■ **YOUR GOAL**
Reproduce the material verbatim, starting at its first line and ending at the line that contains "legend-label: EL (ECR) (474, 387, 509, 397)", with both of those lines included.

■ **SOURCE RECORDS**
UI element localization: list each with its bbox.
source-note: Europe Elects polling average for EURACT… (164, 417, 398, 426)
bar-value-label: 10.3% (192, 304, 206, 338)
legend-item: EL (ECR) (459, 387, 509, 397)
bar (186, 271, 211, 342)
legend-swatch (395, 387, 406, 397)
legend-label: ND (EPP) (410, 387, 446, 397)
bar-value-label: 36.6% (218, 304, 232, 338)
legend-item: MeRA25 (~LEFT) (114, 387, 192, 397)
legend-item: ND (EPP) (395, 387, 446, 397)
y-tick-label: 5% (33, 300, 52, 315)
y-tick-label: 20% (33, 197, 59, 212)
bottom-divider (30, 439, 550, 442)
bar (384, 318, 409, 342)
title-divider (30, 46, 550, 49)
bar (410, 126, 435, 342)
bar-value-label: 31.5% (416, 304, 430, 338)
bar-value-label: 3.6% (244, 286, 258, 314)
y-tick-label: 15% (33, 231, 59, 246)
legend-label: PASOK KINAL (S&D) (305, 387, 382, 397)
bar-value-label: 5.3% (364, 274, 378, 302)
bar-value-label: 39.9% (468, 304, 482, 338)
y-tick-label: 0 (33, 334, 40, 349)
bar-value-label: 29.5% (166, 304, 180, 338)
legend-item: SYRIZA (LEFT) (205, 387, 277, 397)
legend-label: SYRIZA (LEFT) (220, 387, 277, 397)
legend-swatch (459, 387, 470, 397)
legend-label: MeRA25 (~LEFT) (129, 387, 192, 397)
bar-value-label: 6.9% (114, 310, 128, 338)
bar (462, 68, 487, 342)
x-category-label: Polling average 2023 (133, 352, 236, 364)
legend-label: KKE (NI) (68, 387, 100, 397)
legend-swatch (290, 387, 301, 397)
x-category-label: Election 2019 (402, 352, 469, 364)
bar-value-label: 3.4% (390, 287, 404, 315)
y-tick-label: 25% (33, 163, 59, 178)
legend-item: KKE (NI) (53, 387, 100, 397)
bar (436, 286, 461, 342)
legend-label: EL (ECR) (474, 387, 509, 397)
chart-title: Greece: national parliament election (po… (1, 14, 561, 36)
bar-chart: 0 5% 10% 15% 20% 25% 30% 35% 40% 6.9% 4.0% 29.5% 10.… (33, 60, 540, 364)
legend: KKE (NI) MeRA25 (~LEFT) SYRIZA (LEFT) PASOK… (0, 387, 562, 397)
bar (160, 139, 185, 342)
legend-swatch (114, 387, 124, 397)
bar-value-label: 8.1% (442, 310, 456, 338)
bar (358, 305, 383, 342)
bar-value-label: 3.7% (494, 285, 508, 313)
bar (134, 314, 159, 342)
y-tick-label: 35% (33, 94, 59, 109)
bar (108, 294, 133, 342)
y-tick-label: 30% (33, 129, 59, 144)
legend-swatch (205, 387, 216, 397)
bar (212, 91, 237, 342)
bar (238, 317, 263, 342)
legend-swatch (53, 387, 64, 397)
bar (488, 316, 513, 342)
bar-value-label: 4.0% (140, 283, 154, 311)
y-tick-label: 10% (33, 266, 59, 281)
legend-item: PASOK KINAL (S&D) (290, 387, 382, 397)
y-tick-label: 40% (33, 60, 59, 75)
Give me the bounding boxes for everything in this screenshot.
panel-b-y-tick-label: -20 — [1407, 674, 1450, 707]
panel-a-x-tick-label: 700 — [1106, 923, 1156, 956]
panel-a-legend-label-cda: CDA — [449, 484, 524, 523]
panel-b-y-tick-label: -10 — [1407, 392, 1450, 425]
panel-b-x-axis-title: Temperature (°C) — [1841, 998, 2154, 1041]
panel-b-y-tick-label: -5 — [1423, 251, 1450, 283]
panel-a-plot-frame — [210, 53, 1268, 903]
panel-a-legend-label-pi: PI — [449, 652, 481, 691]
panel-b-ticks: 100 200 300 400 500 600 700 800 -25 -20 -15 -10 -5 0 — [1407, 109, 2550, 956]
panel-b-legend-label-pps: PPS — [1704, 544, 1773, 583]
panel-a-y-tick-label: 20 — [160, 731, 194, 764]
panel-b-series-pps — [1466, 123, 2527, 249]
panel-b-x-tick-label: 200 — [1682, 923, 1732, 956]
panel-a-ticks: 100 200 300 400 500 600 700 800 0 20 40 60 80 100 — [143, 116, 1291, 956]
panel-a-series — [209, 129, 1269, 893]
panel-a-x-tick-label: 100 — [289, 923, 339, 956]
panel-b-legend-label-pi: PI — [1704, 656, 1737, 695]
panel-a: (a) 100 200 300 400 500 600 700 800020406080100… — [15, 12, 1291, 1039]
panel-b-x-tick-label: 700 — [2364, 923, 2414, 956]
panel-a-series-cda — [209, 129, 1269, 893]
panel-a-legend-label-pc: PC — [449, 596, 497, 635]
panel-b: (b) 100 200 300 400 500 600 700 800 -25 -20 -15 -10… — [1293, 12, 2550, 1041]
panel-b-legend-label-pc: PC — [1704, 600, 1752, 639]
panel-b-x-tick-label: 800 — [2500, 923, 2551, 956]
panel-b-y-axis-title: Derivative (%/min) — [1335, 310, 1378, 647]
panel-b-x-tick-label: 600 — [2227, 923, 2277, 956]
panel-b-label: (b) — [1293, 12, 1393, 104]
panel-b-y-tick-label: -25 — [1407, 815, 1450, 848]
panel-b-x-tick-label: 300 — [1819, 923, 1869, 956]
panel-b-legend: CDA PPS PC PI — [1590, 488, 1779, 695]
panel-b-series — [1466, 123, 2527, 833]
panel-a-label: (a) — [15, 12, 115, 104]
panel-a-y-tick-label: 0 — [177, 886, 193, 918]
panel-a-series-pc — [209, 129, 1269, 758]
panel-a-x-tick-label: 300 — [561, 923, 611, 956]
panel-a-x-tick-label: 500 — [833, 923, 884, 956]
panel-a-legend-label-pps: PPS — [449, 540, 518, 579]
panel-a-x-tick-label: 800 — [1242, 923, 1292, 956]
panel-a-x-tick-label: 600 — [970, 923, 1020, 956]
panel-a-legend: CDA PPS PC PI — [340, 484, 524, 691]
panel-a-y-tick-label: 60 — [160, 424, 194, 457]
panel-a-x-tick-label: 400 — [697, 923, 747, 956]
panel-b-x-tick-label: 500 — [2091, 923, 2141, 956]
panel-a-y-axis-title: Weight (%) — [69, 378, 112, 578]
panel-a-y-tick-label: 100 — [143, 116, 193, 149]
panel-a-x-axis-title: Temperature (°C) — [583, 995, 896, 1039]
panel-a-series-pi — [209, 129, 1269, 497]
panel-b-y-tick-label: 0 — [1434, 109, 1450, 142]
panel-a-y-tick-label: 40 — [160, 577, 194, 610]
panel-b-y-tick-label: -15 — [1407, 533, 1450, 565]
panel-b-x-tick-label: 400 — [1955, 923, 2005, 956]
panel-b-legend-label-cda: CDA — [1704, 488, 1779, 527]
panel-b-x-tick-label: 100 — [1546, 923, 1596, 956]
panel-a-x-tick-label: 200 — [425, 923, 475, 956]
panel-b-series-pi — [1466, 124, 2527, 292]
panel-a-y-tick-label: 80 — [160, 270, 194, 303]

■ **EXPECTED ANSWER**
UI element localization: list each with its bbox.
source-note: Europe Elects polling average for EURACT… (164, 417, 398, 426)
bar-value-label: 10.3% (192, 304, 206, 338)
legend-item: EL (ECR) (459, 387, 509, 397)
bar (186, 271, 211, 342)
legend-swatch (395, 387, 406, 397)
legend-label: ND (EPP) (410, 387, 446, 397)
bar-value-label: 36.6% (218, 304, 232, 338)
legend-item: MeRA25 (~LEFT) (114, 387, 192, 397)
legend-item: ND (EPP) (395, 387, 446, 397)
y-tick-label: 5% (33, 300, 52, 315)
y-tick-label: 20% (33, 197, 59, 212)
bottom-divider (30, 439, 550, 442)
bar (384, 318, 409, 342)
title-divider (30, 46, 550, 49)
bar (410, 126, 435, 342)
bar-value-label: 31.5% (416, 304, 430, 338)
bar-value-label: 3.6% (244, 286, 258, 314)
y-tick-label: 15% (33, 231, 59, 246)
legend-label: PASOK KINAL (S&D) (305, 387, 382, 397)
bar-value-label: 5.3% (364, 274, 378, 302)
bar-value-label: 39.9% (468, 304, 482, 338)
y-tick-label: 0 (33, 334, 40, 349)
bar-value-label: 29.5% (166, 304, 180, 338)
legend-item: SYRIZA (LEFT) (205, 387, 277, 397)
legend-label: SYRIZA (LEFT) (220, 387, 277, 397)
legend-swatch (459, 387, 470, 397)
legend-label: MeRA25 (~LEFT) (129, 387, 192, 397)
bar-value-label: 6.9% (114, 310, 128, 338)
bar (462, 68, 487, 342)
x-category-label: Polling average 2023 (133, 352, 236, 364)
legend-label: KKE (NI) (68, 387, 100, 397)
legend-swatch (290, 387, 301, 397)
x-category-label: Election 2019 (402, 352, 469, 364)
bar-value-label: 3.4% (390, 287, 404, 315)
y-tick-label: 25% (33, 163, 59, 178)
legend-item: KKE (NI) (53, 387, 100, 397)
bar (436, 286, 461, 342)
legend-label: EL (ECR) (474, 387, 509, 397)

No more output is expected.